(Dataset rows)
........
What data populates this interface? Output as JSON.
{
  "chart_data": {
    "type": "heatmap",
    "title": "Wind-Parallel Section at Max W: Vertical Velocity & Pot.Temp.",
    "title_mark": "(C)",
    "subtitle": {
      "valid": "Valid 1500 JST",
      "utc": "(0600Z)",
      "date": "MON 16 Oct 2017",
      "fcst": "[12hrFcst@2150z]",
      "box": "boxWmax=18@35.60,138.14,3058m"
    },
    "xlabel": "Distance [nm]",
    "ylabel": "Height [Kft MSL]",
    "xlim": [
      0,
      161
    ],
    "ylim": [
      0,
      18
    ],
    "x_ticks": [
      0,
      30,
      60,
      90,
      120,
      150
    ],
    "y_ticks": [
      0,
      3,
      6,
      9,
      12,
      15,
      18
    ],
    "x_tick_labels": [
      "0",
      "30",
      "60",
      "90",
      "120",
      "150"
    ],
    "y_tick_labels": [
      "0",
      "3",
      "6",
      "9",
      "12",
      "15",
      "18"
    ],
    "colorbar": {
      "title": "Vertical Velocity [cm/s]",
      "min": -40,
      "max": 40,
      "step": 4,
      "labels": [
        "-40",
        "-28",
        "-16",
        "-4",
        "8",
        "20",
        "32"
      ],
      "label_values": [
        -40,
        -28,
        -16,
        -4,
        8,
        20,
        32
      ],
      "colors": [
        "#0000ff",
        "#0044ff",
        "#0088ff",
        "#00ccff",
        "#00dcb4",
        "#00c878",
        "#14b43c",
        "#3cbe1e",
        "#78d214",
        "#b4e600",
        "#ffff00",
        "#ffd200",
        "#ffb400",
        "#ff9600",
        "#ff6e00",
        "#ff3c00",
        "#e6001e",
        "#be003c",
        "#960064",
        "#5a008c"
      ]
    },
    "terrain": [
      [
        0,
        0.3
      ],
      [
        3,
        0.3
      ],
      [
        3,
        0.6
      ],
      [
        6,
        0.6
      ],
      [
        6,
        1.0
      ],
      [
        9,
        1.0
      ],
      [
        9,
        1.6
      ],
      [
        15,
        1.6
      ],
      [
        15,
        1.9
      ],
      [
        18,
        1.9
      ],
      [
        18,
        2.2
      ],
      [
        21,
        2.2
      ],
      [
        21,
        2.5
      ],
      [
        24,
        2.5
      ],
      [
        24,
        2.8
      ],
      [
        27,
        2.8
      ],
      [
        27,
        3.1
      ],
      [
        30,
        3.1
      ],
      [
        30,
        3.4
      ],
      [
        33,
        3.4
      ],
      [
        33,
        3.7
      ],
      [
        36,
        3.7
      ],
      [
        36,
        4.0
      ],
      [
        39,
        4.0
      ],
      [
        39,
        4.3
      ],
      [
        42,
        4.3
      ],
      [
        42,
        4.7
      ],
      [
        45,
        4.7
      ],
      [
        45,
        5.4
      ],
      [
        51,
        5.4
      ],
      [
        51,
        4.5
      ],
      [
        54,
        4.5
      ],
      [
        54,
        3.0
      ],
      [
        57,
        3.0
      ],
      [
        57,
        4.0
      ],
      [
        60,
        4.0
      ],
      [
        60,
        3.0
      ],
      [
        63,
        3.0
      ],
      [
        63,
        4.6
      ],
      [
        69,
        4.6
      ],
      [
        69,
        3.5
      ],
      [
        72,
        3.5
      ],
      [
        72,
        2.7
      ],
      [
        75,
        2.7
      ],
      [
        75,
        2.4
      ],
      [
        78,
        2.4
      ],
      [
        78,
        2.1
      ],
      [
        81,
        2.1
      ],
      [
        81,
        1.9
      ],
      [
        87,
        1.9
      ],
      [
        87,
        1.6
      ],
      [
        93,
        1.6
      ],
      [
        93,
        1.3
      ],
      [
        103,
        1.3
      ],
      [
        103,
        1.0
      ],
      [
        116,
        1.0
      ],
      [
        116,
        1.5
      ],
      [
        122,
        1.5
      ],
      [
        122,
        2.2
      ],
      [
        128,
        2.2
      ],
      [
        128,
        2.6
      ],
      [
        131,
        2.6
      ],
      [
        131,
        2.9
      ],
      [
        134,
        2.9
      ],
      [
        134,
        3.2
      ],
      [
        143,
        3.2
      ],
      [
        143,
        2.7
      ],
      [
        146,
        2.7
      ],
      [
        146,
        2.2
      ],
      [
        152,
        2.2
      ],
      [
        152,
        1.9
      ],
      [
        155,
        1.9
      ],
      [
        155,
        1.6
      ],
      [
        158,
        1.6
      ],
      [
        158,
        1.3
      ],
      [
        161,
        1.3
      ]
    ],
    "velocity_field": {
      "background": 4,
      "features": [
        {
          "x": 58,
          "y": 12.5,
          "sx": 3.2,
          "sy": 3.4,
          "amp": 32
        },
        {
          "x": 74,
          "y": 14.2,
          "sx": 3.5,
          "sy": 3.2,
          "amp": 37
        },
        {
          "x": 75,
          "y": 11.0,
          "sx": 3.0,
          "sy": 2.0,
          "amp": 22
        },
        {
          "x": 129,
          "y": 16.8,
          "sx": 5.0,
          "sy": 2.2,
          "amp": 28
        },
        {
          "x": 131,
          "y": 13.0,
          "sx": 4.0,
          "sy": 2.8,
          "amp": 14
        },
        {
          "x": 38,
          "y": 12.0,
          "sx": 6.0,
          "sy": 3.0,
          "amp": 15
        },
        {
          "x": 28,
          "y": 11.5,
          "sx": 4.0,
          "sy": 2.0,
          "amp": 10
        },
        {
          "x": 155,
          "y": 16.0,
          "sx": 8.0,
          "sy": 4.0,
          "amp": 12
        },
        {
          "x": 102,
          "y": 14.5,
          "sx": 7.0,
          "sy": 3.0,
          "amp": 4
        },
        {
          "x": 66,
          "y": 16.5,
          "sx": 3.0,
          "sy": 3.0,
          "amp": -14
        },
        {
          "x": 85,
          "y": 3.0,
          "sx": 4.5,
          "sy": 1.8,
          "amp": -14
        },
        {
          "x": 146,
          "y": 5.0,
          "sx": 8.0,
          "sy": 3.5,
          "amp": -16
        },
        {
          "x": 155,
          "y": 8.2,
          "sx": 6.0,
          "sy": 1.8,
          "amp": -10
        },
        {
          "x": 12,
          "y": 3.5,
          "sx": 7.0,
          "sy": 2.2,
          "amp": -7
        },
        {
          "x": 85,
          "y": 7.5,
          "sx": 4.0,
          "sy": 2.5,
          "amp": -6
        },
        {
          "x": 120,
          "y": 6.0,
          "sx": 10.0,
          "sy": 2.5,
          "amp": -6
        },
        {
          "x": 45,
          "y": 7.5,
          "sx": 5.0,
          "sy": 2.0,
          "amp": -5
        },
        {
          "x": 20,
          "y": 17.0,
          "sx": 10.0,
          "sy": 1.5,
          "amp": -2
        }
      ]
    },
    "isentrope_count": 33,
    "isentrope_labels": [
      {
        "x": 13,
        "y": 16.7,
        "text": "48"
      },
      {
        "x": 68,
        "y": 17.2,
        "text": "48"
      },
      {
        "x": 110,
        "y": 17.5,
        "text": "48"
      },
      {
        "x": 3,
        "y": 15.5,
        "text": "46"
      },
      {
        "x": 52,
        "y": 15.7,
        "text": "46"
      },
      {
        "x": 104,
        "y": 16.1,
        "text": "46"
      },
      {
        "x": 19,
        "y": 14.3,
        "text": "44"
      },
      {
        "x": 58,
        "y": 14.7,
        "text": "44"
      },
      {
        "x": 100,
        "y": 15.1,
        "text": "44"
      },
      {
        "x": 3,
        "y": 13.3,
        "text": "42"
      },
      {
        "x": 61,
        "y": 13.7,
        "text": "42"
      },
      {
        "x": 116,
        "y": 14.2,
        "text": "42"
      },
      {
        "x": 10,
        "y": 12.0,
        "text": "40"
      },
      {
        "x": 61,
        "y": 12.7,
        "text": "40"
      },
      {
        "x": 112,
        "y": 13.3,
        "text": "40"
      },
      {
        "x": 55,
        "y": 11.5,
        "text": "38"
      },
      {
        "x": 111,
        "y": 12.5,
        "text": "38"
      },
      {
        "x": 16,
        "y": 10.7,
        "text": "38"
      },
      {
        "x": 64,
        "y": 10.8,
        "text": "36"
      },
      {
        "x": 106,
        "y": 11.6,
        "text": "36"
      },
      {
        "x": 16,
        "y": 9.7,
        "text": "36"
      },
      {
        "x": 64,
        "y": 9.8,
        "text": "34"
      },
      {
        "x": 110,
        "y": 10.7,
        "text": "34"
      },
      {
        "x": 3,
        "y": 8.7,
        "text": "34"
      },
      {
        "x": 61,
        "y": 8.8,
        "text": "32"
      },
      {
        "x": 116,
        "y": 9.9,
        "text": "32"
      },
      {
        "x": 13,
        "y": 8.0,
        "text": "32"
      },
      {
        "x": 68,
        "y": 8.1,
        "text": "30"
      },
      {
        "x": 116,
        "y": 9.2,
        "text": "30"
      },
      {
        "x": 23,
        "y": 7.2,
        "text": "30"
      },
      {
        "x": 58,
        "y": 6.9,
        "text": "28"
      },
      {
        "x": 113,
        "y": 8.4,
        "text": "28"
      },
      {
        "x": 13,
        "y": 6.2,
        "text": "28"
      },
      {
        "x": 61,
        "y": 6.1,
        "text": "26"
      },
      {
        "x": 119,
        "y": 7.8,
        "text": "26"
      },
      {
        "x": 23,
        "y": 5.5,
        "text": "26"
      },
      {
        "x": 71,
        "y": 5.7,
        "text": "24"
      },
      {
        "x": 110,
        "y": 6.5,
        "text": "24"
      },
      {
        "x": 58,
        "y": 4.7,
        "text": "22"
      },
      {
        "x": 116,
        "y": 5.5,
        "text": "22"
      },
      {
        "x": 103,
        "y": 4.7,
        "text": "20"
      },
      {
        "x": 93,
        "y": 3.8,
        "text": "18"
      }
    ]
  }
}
........
● Objective:
Copy out each line in the preceding records that contains "Vertical".

● The output:
    "title": "Wind-Parallel Section at Max W: Vertical Velocity & Pot.Temp.",
      "title": "Vertical Velocity [cm/s]",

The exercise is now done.